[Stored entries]

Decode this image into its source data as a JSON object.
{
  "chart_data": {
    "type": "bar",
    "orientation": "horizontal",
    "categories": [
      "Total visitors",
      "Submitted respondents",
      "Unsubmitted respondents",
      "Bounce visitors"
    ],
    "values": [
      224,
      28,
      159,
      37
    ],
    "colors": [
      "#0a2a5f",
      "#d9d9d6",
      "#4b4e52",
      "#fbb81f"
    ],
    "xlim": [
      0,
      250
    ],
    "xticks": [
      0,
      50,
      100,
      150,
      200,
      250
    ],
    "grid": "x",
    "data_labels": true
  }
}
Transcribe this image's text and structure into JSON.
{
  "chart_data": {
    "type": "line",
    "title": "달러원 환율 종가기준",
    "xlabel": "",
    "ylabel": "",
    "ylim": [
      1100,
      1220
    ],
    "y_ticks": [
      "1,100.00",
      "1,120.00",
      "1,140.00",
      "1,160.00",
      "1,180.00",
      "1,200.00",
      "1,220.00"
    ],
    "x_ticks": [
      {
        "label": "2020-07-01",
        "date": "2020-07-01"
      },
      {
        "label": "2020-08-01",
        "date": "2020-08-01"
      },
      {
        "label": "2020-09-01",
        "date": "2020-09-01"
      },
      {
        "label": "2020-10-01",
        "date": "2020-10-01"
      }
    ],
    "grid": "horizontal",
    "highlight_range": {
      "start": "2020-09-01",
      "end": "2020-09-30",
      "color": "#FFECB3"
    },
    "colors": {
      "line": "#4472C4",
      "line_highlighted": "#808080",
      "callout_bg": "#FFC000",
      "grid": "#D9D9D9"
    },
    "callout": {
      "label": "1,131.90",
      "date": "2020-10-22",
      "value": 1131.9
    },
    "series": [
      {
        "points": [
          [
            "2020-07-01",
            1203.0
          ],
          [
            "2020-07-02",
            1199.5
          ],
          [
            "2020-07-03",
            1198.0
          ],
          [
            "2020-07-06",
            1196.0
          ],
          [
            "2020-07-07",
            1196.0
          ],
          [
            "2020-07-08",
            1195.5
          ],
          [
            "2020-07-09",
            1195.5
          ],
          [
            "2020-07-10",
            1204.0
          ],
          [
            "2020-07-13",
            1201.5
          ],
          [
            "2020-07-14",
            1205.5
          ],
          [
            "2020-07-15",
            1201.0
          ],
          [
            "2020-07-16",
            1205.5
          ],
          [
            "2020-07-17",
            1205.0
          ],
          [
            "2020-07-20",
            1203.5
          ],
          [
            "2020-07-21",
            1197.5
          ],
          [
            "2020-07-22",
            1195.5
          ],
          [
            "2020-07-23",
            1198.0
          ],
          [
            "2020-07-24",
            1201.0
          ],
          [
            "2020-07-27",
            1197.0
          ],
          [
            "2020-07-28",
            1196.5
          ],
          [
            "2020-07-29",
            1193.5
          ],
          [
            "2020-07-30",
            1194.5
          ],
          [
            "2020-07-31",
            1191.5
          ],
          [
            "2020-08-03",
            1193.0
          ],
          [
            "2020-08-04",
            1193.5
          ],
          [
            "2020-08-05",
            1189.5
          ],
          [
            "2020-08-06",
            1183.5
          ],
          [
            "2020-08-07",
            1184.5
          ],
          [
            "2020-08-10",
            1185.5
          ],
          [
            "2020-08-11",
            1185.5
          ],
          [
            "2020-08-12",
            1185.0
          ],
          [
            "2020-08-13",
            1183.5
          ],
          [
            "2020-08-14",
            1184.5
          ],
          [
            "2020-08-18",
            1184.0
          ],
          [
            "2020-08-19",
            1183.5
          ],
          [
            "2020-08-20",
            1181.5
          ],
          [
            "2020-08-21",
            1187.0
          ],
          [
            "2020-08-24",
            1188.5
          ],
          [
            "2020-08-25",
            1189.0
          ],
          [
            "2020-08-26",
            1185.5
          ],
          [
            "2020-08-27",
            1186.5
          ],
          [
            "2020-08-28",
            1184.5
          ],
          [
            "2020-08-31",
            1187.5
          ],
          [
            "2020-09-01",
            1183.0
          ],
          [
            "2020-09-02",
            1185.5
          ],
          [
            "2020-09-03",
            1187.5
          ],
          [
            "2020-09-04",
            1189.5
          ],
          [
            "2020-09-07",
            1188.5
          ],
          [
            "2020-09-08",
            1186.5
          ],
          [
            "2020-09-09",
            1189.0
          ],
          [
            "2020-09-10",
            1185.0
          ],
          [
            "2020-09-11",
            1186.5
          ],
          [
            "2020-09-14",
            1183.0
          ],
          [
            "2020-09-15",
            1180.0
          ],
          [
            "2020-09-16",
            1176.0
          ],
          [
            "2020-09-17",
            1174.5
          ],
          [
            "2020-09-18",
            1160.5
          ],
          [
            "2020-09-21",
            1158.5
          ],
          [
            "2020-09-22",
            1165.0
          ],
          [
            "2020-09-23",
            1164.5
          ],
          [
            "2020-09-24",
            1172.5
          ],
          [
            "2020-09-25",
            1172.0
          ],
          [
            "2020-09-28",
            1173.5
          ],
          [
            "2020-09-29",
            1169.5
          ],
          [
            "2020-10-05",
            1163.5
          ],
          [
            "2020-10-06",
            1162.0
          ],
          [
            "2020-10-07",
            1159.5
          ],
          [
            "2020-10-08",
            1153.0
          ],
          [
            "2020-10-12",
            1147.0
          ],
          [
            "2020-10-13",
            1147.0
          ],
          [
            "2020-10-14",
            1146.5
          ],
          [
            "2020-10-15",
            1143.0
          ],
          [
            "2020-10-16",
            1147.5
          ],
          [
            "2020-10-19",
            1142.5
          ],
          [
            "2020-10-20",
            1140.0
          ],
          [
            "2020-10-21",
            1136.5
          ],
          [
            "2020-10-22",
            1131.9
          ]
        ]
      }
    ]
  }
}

Problem to work on: Set down each entry again, unchanged.

Answer for the task:
Decode this image into its source data as a JSON object.
{
  "chart_data": {
    "type": "bar",
    "orientation": "horizontal",
    "categories": [
      "Total visitors",
      "Submitted respondents",
      "Unsubmitted respondents",
      "Bounce visitors"
    ],
    "values": [
      224,
      28,
      159,
      37
    ],
    "colors": [
      "#0a2a5f",
      "#d9d9d6",
      "#4b4e52",
      "#fbb81f"
    ],
    "xlim": [
      0,
      250
    ],
    "xticks": [
      0,
      50,
      100,
      150,
      200,
      250
    ],
    "grid": "x",
    "data_labels": true
  }
}
Transcribe this image's text and structure into JSON.
{
  "chart_data": {
    "type": "line",
    "title": "달러원 환율 종가기준",
    "xlabel": "",
    "ylabel": "",
    "ylim": [
      1100,
      1220
    ],
    "y_ticks": [
      "1,100.00",
      "1,120.00",
      "1,140.00",
      "1,160.00",
      "1,180.00",
      "1,200.00",
      "1,220.00"
    ],
    "x_ticks": [
      {
        "label": "2020-07-01",
        "date": "2020-07-01"
      },
      {
        "label": "2020-08-01",
        "date": "2020-08-01"
      },
      {
        "label": "2020-09-01",
        "date": "2020-09-01"
      },
      {
        "label": "2020-10-01",
        "date": "2020-10-01"
      }
    ],
    "grid": "horizontal",
    "highlight_range": {
      "start": "2020-09-01",
      "end": "2020-09-30",
      "color": "#FFECB3"
    },
    "colors": {
      "line": "#4472C4",
      "line_highlighted": "#808080",
      "callout_bg": "#FFC000",
      "grid": "#D9D9D9"
    },
    "callout": {
      "label": "1,131.90",
      "date": "2020-10-22",
      "value": 1131.9
    },
    "series": [
      {
        "points": [
          [
            "2020-07-01",
            1203.0
          ],
          [
            "2020-07-02",
            1199.5
          ],
          [
            "2020-07-03",
            1198.0
          ],
          [
            "2020-07-06",
            1196.0
          ],
          [
            "2020-07-07",
            1196.0
          ],
          [
            "2020-07-08",
            1195.5
          ],
          [
            "2020-07-09",
            1195.5
          ],
          [
            "2020-07-10",
            1204.0
          ],
          [
            "2020-07-13",
            1201.5
          ],
          [
            "2020-07-14",
            1205.5
          ],
          [
            "2020-07-15",
            1201.0
          ],
          [
            "2020-07-16",
            1205.5
          ],
          [
            "2020-07-17",
            1205.0
          ],
          [
            "2020-07-20",
            1203.5
          ],
          [
            "2020-07-21",
            1197.5
          ],
          [
            "2020-07-22",
            1195.5
          ],
          [
            "2020-07-23",
            1198.0
          ],
          [
            "2020-07-24",
            1201.0
          ],
          [
            "2020-07-27",
            1197.0
          ],
          [
            "2020-07-28",
            1196.5
          ],
          [
            "2020-07-29",
            1193.5
          ],
          [
            "2020-07-30",
            1194.5
          ],
          [
            "2020-07-31",
            1191.5
          ],
          [
            "2020-08-03",
            1193.0
          ],
          [
            "2020-08-04",
            1193.5
          ],
          [
            "2020-08-05",
            1189.5
          ],
          [
            "2020-08-06",
            1183.5
          ],
          [
            "2020-08-07",
            1184.5
          ],
          [
            "2020-08-10",
            1185.5
          ],
          [
            "2020-08-11",
            1185.5
          ],
          [
            "2020-08-12",
            1185.0
          ],
          [
            "2020-08-13",
            1183.5
          ],
          [
            "2020-08-14",
            1184.5
          ],
          [
            "2020-08-18",
            1184.0
          ],
          [
            "2020-08-19",
            1183.5
          ],
          [
            "2020-08-20",
            1181.5
          ],
          [
            "2020-08-21",
            1187.0
          ],
          [
            "2020-08-24",
            1188.5
          ],
          [
            "2020-08-25",
            1189.0
          ],
          [
            "2020-08-26",
            1185.5
          ],
          [
            "2020-08-27",
            1186.5
          ],
          [
            "2020-08-28",
            1184.5
          ],
          [
            "2020-08-31",
            1187.5
          ],
          [
            "2020-09-01",
            1183.0
          ],
          [
            "2020-09-02",
            1185.5
          ],
          [
            "2020-09-03",
            1187.5
          ],
          [
            "2020-09-04",
            1189.5
          ],
          [
            "2020-09-07",
            1188.5
          ],
          [
            "2020-09-08",
            1186.5
          ],
          [
            "2020-09-09",
            1189.0
          ],
          [
            "2020-09-10",
            1185.0
          ],
          [
            "2020-09-11",
            1186.5
          ],
          [
            "2020-09-14",
            1183.0
          ],
          [
            "2020-09-15",
            1180.0
          ],
          [
            "2020-09-16",
            1176.0
          ],
          [
            "2020-09-17",
            1174.5
          ],
          [
            "2020-09-18",
            1160.5
          ],
          [
            "2020-09-21",
            1158.5
          ],
          [
            "2020-09-22",
            1165.0
          ],
          [
            "2020-09-23",
            1164.5
          ],
          [
            "2020-09-24",
            1172.5
          ],
          [
            "2020-09-25",
            1172.0
          ],
          [
            "2020-09-28",
            1173.5
          ],
          [
            "2020-09-29",
            1169.5
          ],
          [
            "2020-10-05",
            1163.5
          ],
          [
            "2020-10-06",
            1162.0
          ],
          [
            "2020-10-07",
            1159.5
          ],
          [
            "2020-10-08",
            1153.0
          ],
          [
            "2020-10-12",
            1147.0
          ],
          [
            "2020-10-13",
            1147.0
          ],
          [
            "2020-10-14",
            1146.5
          ],
          [
            "2020-10-15",
            1143.0
          ],
          [
            "2020-10-16",
            1147.5
          ],
          [
            "2020-10-19",
            1142.5
          ],
          [
            "2020-10-20",
            1140.0
          ],
          [
            "2020-10-21",
            1136.5
          ],
          [
            "2020-10-22",
            1131.9
          ]
        ]
      }
    ]
  }
}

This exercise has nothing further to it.